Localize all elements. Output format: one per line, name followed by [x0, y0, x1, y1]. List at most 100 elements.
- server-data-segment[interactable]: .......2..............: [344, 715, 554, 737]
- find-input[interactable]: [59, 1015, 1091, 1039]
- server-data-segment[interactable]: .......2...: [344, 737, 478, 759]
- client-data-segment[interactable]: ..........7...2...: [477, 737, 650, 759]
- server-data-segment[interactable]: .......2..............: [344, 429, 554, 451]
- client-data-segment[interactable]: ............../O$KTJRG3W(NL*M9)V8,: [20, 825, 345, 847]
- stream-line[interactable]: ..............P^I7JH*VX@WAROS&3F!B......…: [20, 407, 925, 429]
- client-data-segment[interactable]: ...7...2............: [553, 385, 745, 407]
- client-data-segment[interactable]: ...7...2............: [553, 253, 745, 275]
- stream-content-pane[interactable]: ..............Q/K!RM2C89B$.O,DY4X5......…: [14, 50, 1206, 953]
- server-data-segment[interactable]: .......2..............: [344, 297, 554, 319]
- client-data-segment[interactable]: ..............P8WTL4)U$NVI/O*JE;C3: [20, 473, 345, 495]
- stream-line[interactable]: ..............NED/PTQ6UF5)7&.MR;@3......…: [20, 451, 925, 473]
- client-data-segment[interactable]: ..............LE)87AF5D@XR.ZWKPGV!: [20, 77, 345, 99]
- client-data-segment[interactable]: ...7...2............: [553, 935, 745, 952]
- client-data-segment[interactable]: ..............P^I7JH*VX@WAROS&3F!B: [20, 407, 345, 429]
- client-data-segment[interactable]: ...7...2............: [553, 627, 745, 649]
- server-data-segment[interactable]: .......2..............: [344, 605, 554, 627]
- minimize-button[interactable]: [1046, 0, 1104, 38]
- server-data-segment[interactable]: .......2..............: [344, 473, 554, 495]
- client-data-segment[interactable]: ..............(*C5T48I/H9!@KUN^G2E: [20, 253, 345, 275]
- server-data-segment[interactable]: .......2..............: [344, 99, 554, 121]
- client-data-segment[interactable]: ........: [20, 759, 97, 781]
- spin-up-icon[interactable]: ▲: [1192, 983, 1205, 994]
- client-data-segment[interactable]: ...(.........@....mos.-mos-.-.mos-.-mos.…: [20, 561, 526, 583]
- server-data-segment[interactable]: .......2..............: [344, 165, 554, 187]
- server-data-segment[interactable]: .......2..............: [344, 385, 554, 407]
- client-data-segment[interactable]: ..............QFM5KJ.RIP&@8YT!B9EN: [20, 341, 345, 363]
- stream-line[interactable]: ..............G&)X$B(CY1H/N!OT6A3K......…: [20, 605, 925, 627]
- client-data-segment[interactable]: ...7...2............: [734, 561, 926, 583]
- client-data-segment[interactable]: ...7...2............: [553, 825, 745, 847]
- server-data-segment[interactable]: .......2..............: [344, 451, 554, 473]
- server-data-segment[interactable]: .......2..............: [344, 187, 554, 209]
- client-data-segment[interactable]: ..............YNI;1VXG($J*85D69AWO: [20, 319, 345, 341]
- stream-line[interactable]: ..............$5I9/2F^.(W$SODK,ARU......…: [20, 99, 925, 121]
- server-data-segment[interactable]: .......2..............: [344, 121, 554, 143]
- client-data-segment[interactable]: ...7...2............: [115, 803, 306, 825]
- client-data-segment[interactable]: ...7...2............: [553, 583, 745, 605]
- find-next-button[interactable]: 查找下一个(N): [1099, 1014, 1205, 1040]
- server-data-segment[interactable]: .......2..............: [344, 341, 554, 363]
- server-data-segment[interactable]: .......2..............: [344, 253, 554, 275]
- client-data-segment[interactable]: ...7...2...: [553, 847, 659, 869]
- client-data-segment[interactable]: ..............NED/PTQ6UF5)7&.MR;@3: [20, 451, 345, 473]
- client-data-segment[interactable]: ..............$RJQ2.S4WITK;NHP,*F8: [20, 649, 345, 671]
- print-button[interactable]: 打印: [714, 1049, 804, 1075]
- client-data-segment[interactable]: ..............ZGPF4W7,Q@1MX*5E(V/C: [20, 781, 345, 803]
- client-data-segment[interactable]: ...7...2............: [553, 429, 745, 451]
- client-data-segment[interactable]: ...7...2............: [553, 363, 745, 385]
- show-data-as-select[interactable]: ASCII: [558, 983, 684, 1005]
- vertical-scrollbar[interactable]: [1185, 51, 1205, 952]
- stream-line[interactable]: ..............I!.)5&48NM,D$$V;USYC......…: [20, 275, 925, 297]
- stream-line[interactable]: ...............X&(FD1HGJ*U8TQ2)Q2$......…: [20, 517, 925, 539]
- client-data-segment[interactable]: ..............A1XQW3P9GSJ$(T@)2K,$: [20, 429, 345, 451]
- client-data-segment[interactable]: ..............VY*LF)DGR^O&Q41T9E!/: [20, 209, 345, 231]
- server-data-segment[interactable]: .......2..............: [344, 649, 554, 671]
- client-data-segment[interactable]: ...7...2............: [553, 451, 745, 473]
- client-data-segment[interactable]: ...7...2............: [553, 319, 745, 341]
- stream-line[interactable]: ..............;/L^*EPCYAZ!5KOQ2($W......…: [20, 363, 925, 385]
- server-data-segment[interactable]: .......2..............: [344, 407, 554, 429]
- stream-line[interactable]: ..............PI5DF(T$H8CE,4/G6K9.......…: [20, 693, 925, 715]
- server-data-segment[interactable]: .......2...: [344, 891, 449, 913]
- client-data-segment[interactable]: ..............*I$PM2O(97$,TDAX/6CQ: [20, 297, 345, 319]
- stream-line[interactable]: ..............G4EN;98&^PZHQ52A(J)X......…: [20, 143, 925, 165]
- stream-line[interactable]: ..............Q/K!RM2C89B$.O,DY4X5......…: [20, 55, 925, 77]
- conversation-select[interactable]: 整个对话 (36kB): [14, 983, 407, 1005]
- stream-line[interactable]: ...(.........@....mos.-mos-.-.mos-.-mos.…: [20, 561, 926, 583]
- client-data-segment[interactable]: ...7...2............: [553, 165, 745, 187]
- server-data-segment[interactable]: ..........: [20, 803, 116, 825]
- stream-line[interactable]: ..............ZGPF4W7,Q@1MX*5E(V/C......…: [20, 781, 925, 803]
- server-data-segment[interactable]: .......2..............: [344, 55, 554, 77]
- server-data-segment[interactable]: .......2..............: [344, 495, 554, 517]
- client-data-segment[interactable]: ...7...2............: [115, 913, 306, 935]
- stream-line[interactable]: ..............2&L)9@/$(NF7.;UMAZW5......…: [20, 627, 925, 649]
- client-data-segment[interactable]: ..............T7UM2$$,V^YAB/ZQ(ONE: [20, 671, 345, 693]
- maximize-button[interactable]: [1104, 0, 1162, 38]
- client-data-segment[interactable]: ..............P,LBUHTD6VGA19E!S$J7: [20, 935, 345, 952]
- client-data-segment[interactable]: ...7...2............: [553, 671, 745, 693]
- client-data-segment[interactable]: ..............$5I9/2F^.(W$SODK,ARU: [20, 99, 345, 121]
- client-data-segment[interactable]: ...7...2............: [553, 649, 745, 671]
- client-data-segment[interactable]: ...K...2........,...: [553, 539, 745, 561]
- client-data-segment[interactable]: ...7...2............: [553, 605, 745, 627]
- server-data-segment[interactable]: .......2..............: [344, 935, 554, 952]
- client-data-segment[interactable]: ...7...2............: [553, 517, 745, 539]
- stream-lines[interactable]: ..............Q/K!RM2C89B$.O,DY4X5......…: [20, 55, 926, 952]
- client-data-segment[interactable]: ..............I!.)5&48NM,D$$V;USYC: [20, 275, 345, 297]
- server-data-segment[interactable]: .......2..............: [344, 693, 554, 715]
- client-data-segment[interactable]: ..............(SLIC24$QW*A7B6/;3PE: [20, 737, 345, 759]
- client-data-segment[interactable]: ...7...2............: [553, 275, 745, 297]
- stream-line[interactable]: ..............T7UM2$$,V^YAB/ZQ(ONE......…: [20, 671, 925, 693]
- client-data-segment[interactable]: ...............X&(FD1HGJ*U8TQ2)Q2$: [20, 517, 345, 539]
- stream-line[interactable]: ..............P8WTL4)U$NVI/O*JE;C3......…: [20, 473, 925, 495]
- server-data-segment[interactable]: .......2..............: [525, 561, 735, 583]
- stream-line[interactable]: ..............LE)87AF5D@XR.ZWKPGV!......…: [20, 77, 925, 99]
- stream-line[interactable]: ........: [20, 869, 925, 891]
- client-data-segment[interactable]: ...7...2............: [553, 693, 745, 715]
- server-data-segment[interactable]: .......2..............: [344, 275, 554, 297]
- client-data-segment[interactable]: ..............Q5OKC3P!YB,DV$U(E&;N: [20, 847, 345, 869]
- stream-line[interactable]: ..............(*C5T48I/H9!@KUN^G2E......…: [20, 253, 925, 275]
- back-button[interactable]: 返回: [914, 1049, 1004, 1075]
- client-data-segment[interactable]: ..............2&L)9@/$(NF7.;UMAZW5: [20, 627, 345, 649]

WHAT IS REQUIRED: Retype the rows from the very first line down to the line containing "737, 650, 759]", both ends included, matching each character precisely.

SOLUTION TO THE PROBLEM:
Localize all elements. Output format: one per line, name followed by [x0, y0, x1, y1]. List at most 100 elements.
- server-data-segment[interactable]: .......2..............: [344, 715, 554, 737]
- find-input[interactable]: [59, 1015, 1091, 1039]
- server-data-segment[interactable]: .......2...: [344, 737, 478, 759]
- client-data-segment[interactable]: ..........7...2...: [477, 737, 650, 759]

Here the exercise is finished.